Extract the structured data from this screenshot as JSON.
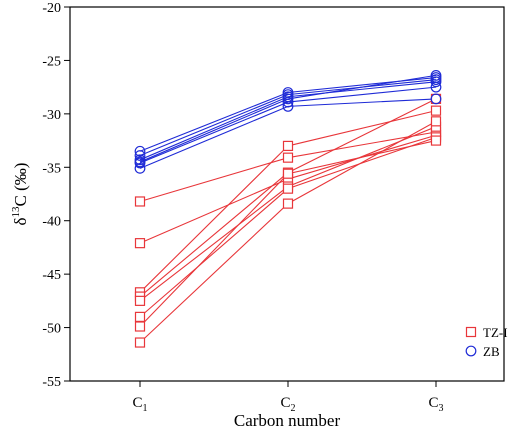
{
  "chart_data": {
    "type": "line",
    "categories": [
      {
        "base": "C",
        "sub": "1"
      },
      {
        "base": "C",
        "sub": "2"
      },
      {
        "base": "C",
        "sub": "3"
      }
    ],
    "xlabel": "Carbon number",
    "ylabel": {
      "prefix": "δ",
      "sup": "13",
      "suffix": "C (‰)"
    },
    "ylim": [
      -55,
      -20
    ],
    "yticks": [
      -55,
      -50,
      -45,
      -40,
      -35,
      -30,
      -25,
      -20
    ],
    "grid": false,
    "legend": {
      "position": "bottom-right",
      "entries": [
        {
          "label": "TZ-I",
          "marker": "square",
          "color": "#e8363a"
        },
        {
          "label": "ZB",
          "marker": "circle",
          "color": "#1f2bd6"
        }
      ]
    },
    "groups": [
      {
        "name": "TZ-I",
        "marker": "square",
        "color": "#e8363a",
        "series": [
          [
            -38.2,
            -34.1,
            -31.7
          ],
          [
            -42.1,
            -36.1,
            -32.0
          ],
          [
            -46.7,
            -33.0,
            -29.7
          ],
          [
            -47.1,
            -35.5,
            -28.6
          ],
          [
            -47.5,
            -36.8,
            -31.2
          ],
          [
            -49.0,
            -37.0,
            -32.2
          ],
          [
            -49.9,
            -35.6,
            -32.5
          ],
          [
            -51.4,
            -38.4,
            -30.7
          ]
        ]
      },
      {
        "name": "ZB",
        "marker": "circle",
        "color": "#1f2bd6",
        "series": [
          [
            -33.5,
            -28.0,
            -26.6
          ],
          [
            -33.9,
            -28.2,
            -26.8
          ],
          [
            -34.3,
            -28.4,
            -27.0
          ],
          [
            -34.5,
            -28.6,
            -26.4
          ],
          [
            -34.6,
            -28.9,
            -27.5
          ],
          [
            -35.1,
            -29.3,
            -28.6
          ]
        ]
      }
    ]
  }
}
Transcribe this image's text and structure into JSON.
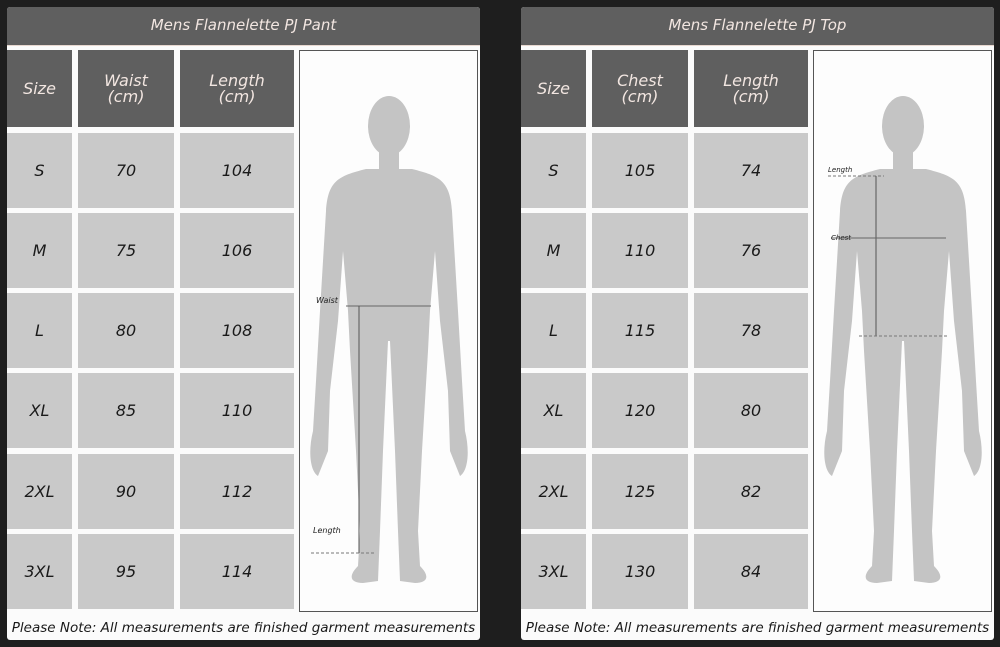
{
  "colors": {
    "header": "#5f5f5f",
    "cell": "#c9c9c9",
    "silhouette": "#c4c4c4",
    "background": "#1e1e1e"
  },
  "pant": {
    "title": "Mens Flannelette PJ Pant",
    "headers": [
      "Size",
      "Waist\n(cm)",
      "Length\n(cm)"
    ],
    "rows": [
      [
        "S",
        "70",
        "104"
      ],
      [
        "M",
        "75",
        "106"
      ],
      [
        "L",
        "80",
        "108"
      ],
      [
        "XL",
        "85",
        "110"
      ],
      [
        "2XL",
        "90",
        "112"
      ],
      [
        "3XL",
        "95",
        "114"
      ]
    ],
    "figure_labels": {
      "waist": "Waist",
      "length": "Length"
    },
    "note": "Please Note: All measurements are finished garment measurements"
  },
  "top": {
    "title": "Mens Flannelette PJ Top",
    "headers": [
      "Size",
      "Chest\n(cm)",
      "Length\n(cm)"
    ],
    "rows": [
      [
        "S",
        "105",
        "74"
      ],
      [
        "M",
        "110",
        "76"
      ],
      [
        "L",
        "115",
        "78"
      ],
      [
        "XL",
        "120",
        "80"
      ],
      [
        "2XL",
        "125",
        "82"
      ],
      [
        "3XL",
        "130",
        "84"
      ]
    ],
    "figure_labels": {
      "length": "Length",
      "chest": "Chest"
    },
    "note": "Please Note: All measurements are finished garment measurements"
  }
}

_____

What is needed: Omit the pictures and output all of the other material exactly.

Output for this exercise:
Extract the structured data from this screenshot as JSON.
{
  "chart_data": {
    "type": "line",
    "categories": [
      {
        "base": "C",
        "sub": "1"
      },
      {
        "base": "C",
        "sub": "2"
      },
      {
        "base": "C",
        "sub": "3"
      }
    ],
    "xlabel": "Carbon number",
    "ylabel": {
      "prefix": "δ",
      "sup": "13",
      "suffix": "C (‰)"
    },
    "ylim": [
      -55,
      -20
    ],
    "yticks": [
      -55,
      -50,
      -45,
      -40,
      -35,
      -30,
      -25,
      -20
    ],
    "grid": false,
    "legend": {
      "position": "bottom-right",
      "entries": [
        {
          "label": "TZ-I",
          "marker": "square",
          "color": "#e8363a"
        },
        {
          "label": "ZB",
          "marker": "circle",
          "color": "#1f2bd6"
        }
      ]
    },
    "groups": [
      {
        "name": "TZ-I",
        "marker": "square",
        "color": "#e8363a",
        "series": [
          [
            -38.2,
            -34.1,
            -31.7
          ],
          [
            -42.1,
            -36.1,
            -32.0
          ],
          [
            -46.7,
            -33.0,
            -29.7
          ],
          [
            -47.1,
            -35.5,
            -28.6
          ],
          [
            -47.5,
            -36.8,
            -31.2
          ],
          [
            -49.0,
            -37.0,
            -32.2
          ],
          [
            -49.9,
            -35.6,
            -32.5
          ],
          [
            -51.4,
            -38.4,
            -30.7
          ]
        ]
      },
      {
        "name": "ZB",
        "marker": "circle",
        "color": "#1f2bd6",
        "series": [
          [
            -33.5,
            -28.0,
            -26.6
          ],
          [
            -33.9,
            -28.2,
            -26.8
          ],
          [
            -34.3,
            -28.4,
            -27.0
          ],
          [
            -34.5,
            -28.6,
            -26.4
          ],
          [
            -34.6,
            -28.9,
            -27.5
          ],
          [
            -35.1,
            -29.3,
            -28.6
          ]
        ]
      }
    ]
  }
}
Transcribe this image's text and structure into JSON.
{
  "colors": {
    "header": "#5f5f5f",
    "cell": "#c9c9c9",
    "silhouette": "#c4c4c4",
    "background": "#1e1e1e"
  },
  "pant": {
    "title": "Mens Flannelette PJ Pant",
    "headers": [
      "Size",
      "Waist\n(cm)",
      "Length\n(cm)"
    ],
    "rows": [
      [
        "S",
        "70",
        "104"
      ],
      [
        "M",
        "75",
        "106"
      ],
      [
        "L",
        "80",
        "108"
      ],
      [
        "XL",
        "85",
        "110"
      ],
      [
        "2XL",
        "90",
        "112"
      ],
      [
        "3XL",
        "95",
        "114"
      ]
    ],
    "figure_labels": {
      "waist": "Waist",
      "length": "Length"
    },
    "note": "Please Note: All measurements are finished garment measurements"
  },
  "top": {
    "title": "Mens Flannelette PJ Top",
    "headers": [
      "Size",
      "Chest\n(cm)",
      "Length\n(cm)"
    ],
    "rows": [
      [
        "S",
        "105",
        "74"
      ],
      [
        "M",
        "110",
        "76"
      ],
      [
        "L",
        "115",
        "78"
      ],
      [
        "XL",
        "120",
        "80"
      ],
      [
        "2XL",
        "125",
        "82"
      ],
      [
        "3XL",
        "130",
        "84"
      ]
    ],
    "figure_labels": {
      "length": "Length",
      "chest": "Chest"
    },
    "note": "Please Note: All measurements are finished garment measurements"
  }
}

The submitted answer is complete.